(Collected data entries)
## BEGIN
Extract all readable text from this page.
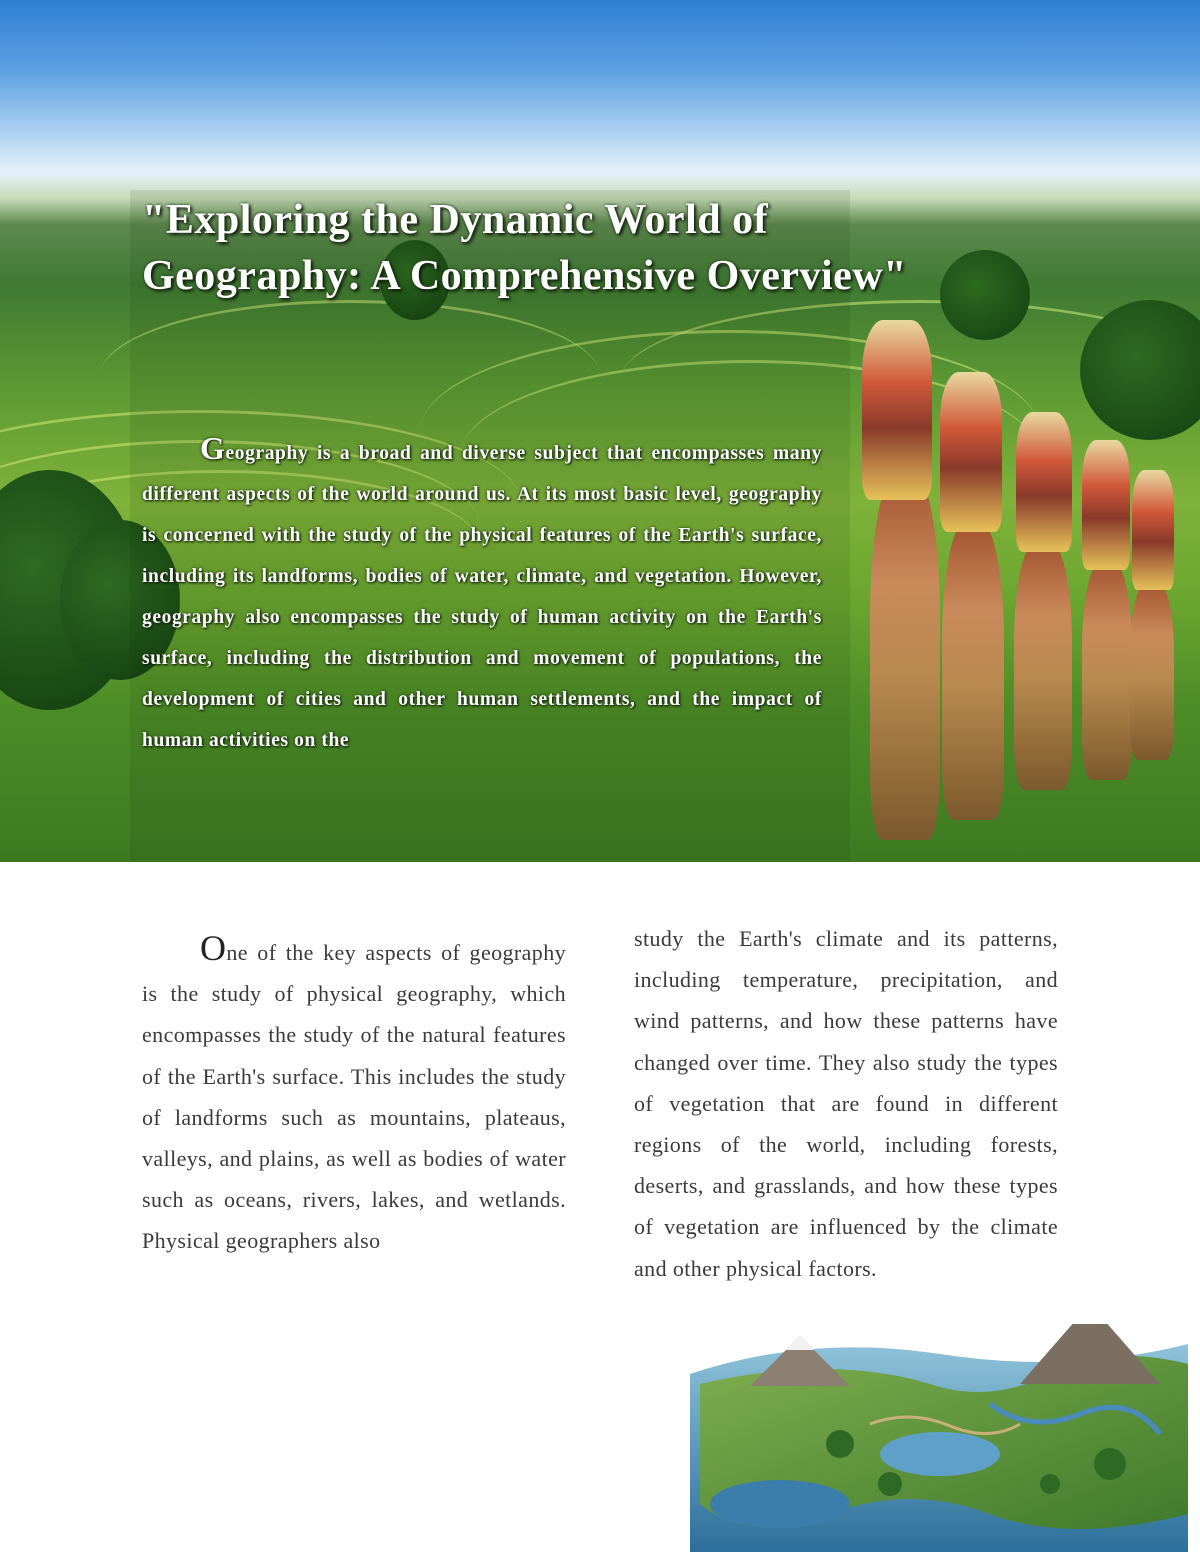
"Exploring the Dynamic World of Geography: A Comprehensive Overview"

Geography is a broad and diverse subject that encompasses many different aspects of the world around us. At its most basic level, geography is concerned with the study of the physical features of the Earth's surface, including its landforms, bodies of water, climate, and vegetation. However, geography also encompasses the study of human activity on the Earth's surface, including the distribution and movement of populations, the development of cities and other human settlements, and the impact of human activities on the

One of the key aspects of geography is the study of physical geography, which encompasses the study of the natural features of the Earth's surface. This includes the study of landforms such as mountains, plateaus, valleys, and plains, as well as bodies of water such as oceans, rivers, lakes, and wetlands. Physical geographers also

study the Earth's climate and its patterns, including temperature, precipitation, and wind patterns, and how these patterns have changed over time. They also study the types of vegetation that are found in different regions of the world, including forests, deserts, and grasslands, and how these types of vegetation are influenced by the climate and other physical factors.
## END
Stated task
Make an exact copy of the whole listing, but don't bring over any pictures.

Written response
Extract all readable text from this page.
"Exploring the Dynamic World of Geography: A Comprehensive Overview"

Geography is a broad and diverse subject that encompasses many different aspects of the world around us. At its most basic level, geography is concerned with the study of the physical features of the Earth's surface, including its landforms, bodies of water, climate, and vegetation. However, geography also encompasses the study of human activity on the Earth's surface, including the distribution and movement of populations, the development of cities and other human settlements, and the impact of human activities on the

One of the key aspects of geography is the study of physical geography, which encompasses the study of the natural features of the Earth's surface. This includes the study of landforms such as mountains, plateaus, valleys, and plains, as well as bodies of water such as oceans, rivers, lakes, and wetlands. Physical geographers also

study the Earth's climate and its patterns, including temperature, precipitation, and wind patterns, and how these patterns have changed over time. They also study the types of vegetation that are found in different regions of the world, including forests, deserts, and grasslands, and how these types of vegetation are influenced by the climate and other physical factors.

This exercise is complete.